Stated problem:
Convert the data below into a JSON list of strings with one string for each line, skipping any blank lines.

Stored items
● ● ● ● ●

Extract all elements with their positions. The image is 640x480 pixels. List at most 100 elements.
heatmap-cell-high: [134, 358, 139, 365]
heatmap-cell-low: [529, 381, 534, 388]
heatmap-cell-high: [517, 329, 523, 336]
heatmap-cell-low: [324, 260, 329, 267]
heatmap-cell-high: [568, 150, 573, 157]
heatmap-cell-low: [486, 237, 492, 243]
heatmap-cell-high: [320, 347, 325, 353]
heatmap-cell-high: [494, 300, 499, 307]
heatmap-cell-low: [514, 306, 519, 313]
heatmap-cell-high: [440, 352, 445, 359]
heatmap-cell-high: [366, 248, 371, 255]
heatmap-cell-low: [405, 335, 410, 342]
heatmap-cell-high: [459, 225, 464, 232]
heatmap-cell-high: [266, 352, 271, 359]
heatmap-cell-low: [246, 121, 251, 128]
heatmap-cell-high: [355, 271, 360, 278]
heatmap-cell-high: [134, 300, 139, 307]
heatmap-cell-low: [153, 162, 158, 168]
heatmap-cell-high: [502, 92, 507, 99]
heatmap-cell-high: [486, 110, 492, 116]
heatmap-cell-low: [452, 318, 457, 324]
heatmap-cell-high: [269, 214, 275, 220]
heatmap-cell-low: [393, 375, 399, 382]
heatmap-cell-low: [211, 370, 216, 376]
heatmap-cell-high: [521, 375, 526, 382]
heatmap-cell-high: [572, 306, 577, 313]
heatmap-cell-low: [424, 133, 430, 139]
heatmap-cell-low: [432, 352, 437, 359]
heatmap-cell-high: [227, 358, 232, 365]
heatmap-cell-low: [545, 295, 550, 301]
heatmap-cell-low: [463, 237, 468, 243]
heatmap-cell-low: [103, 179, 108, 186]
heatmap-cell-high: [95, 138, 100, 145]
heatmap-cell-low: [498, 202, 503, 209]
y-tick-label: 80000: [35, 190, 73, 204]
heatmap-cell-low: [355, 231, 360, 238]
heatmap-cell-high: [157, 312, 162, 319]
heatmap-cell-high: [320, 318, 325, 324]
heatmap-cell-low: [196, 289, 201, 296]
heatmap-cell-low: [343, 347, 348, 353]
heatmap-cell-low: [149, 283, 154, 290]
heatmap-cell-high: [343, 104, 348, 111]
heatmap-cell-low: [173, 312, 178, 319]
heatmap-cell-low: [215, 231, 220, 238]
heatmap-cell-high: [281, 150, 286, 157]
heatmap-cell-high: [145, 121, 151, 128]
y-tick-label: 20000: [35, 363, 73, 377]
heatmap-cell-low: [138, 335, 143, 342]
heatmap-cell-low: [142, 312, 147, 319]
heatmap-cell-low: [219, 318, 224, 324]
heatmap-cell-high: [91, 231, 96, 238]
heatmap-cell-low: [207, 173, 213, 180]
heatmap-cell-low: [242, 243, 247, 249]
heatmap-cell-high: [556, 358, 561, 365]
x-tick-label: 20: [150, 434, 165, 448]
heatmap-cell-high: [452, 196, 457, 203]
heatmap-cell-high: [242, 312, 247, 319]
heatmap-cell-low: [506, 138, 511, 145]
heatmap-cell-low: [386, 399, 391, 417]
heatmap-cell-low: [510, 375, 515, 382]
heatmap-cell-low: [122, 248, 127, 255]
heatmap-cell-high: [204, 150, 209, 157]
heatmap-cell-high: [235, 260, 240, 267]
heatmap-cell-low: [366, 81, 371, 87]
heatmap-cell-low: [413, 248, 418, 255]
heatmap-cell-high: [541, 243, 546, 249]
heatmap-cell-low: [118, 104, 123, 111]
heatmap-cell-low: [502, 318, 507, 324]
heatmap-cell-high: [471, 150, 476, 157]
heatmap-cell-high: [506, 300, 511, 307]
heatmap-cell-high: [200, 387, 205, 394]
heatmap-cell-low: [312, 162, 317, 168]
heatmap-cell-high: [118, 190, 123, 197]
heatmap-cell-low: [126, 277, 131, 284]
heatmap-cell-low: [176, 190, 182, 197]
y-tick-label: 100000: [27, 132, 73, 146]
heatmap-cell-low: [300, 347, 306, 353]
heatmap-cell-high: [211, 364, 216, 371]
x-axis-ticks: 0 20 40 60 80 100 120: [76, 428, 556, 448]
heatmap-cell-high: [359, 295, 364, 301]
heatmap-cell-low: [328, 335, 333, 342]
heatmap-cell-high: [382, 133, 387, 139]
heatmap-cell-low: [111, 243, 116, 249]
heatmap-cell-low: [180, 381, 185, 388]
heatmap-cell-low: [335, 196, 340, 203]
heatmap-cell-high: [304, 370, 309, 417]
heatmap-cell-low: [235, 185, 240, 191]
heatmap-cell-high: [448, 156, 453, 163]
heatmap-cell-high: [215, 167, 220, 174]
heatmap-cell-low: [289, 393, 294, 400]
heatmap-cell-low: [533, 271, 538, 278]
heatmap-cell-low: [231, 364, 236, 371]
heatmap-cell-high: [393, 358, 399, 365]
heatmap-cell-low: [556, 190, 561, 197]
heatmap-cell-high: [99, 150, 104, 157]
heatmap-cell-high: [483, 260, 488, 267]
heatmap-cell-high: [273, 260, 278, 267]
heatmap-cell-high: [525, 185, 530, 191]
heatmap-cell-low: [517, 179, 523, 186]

● ● ● ● ●

Finished task:
[
  "Extract all elements with their positions. The image is 640x480 pixels. List at most 100 elements.",
  "heatmap-cell-high: [134, 358, 139, 365]",
  "heatmap-cell-low: [529, 381, 534, 388]",
  "heatmap-cell-high: [517, 329, 523, 336]",
  "heatmap-cell-low: [324, 260, 329, 267]",
  "heatmap-cell-high: [568, 150, 573, 157]",
  "heatmap-cell-low: [486, 237, 492, 243]",
  "heatmap-cell-high: [320, 347, 325, 353]",
  "heatmap-cell-high: [494, 300, 499, 307]",
  "heatmap-cell-low: [514, 306, 519, 313]",
  "heatmap-cell-high: [440, 352, 445, 359]",
  "heatmap-cell-high: [366, 248, 371, 255]",
  "heatmap-cell-low: [405, 335, 410, 342]",
  "heatmap-cell-high: [459, 225, 464, 232]",
  "heatmap-cell-high: [266, 352, 271, 359]",
  "heatmap-cell-low: [246, 121, 251, 128]",
  "heatmap-cell-high: [355, 271, 360, 278]",
  "heatmap-cell-high: [134, 300, 139, 307]",
  "heatmap-cell-low: [153, 162, 158, 168]",
  "heatmap-cell-high: [502, 92, 507, 99]",
  "heatmap-cell-high: [486, 110, 492, 116]",
  "heatmap-cell-low: [452, 318, 457, 324]",
  "heatmap-cell-high: [269, 214, 275, 220]",
  "heatmap-cell-low: [393, 375, 399, 382]",
  "heatmap-cell-low: [211, 370, 216, 376]",
  "heatmap-cell-high: [521, 375, 526, 382]",
  "heatmap-cell-high: [572, 306, 577, 313]",
  "heatmap-cell-low: [424, 133, 430, 139]",
  "heatmap-cell-low: [432, 352, 437, 359]",
  "heatmap-cell-high: [227, 358, 232, 365]",
  "heatmap-cell-low: [545, 295, 550, 301]",
  "heatmap-cell-low: [463, 237, 468, 243]",
  "heatmap-cell-low: [103, 179, 108, 186]",
  "heatmap-cell-high: [95, 138, 100, 145]",
  "heatmap-cell-low: [498, 202, 503, 209]",
  "y-tick-label: 80000: [35, 190, 73, 204]",
  "heatmap-cell-low: [355, 231, 360, 238]",
  "heatmap-cell-high: [157, 312, 162, 319]",
  "heatmap-cell-high: [320, 318, 325, 324]",
  "heatmap-cell-low: [196, 289, 201, 296]",
  "heatmap-cell-low: [343, 347, 348, 353]",
  "heatmap-cell-low: [149, 283, 154, 290]",
  "heatmap-cell-high: [343, 104, 348, 111]",
  "heatmap-cell-low: [173, 312, 178, 319]",
  "heatmap-cell-low: [215, 231, 220, 238]",
  "heatmap-cell-high: [281, 150, 286, 157]",
  "heatmap-cell-high: [145, 121, 151, 128]",
  "y-tick-label: 20000: [35, 363, 73, 377]",
  "heatmap-cell-low: [138, 335, 143, 342]",
  "heatmap-cell-low: [142, 312, 147, 319]",
  "heatmap-cell-low: [219, 318, 224, 324]",
  "heatmap-cell-high: [91, 231, 96, 238]",
  "heatmap-cell-low: [207, 173, 213, 180]",
  "heatmap-cell-low: [242, 243, 247, 249]",
  "heatmap-cell-high: [556, 358, 561, 365]",
  "x-tick-label: 20: [150, 434, 165, 448]",
  "heatmap-cell-high: [452, 196, 457, 203]",
  "heatmap-cell-high: [242, 312, 247, 319]",
  "heatmap-cell-low: [506, 138, 511, 145]",
  "heatmap-cell-low: [386, 399, 391, 417]",
  "heatmap-cell-low: [510, 375, 515, 382]",
  "heatmap-cell-low: [122, 248, 127, 255]",
  "heatmap-cell-high: [204, 150, 209, 157]",
  "heatmap-cell-high: [235, 260, 240, 267]",
  "heatmap-cell-low: [366, 81, 371, 87]",
  "heatmap-cell-low: [413, 248, 418, 255]",
  "heatmap-cell-high: [541, 243, 546, 249]",
  "heatmap-cell-low: [118, 104, 123, 111]",
  "heatmap-cell-low: [502, 318, 507, 324]",
  "heatmap-cell-high: [471, 150, 476, 157]",
  "heatmap-cell-high: [506, 300, 511, 307]",
  "heatmap-cell-high: [200, 387, 205, 394]",
  "heatmap-cell-low: [312, 162, 317, 168]",
  "heatmap-cell-high: [118, 190, 123, 197]",
  "heatmap-cell-low: [126, 277, 131, 284]",
  "heatmap-cell-low: [176, 190, 182, 197]",
  "y-tick-label: 100000: [27, 132, 73, 146]",
  "heatmap-cell-low: [300, 347, 306, 353]",
  "heatmap-cell-high: [211, 364, 216, 371]",
  "x-axis-ticks: 0 20 40 60 80 100 120: [76, 428, 556, 448]",
  "heatmap-cell-high: [359, 295, 364, 301]",
  "heatmap-cell-low: [328, 335, 333, 342]",
  "heatmap-cell-high: [382, 133, 387, 139]",
  "heatmap-cell-low: [111, 243, 116, 249]",
  "heatmap-cell-low: [180, 381, 185, 388]",
  "heatmap-cell-low: [335, 196, 340, 203]",
  "heatmap-cell-high: [304, 370, 309, 417]",
  "heatmap-cell-low: [235, 185, 240, 191]",
  "heatmap-cell-high: [448, 156, 453, 163]",
  "heatmap-cell-high: [215, 167, 220, 174]",
  "heatmap-cell-low: [289, 393, 294, 400]",
  "heatmap-cell-low: [533, 271, 538, 278]",
  "heatmap-cell-low: [231, 364, 236, 371]",
  "heatmap-cell-high: [393, 358, 399, 365]",
  "heatmap-cell-low: [556, 190, 561, 197]",
  "heatmap-cell-high: [99, 150, 104, 157]",
  "heatmap-cell-high: [483, 260, 488, 267]",
  "heatmap-cell-high: [273, 260, 278, 267]",
  "heatmap-cell-high: [525, 185, 530, 191]",
  "heatmap-cell-low: [517, 179, 523, 186]"
]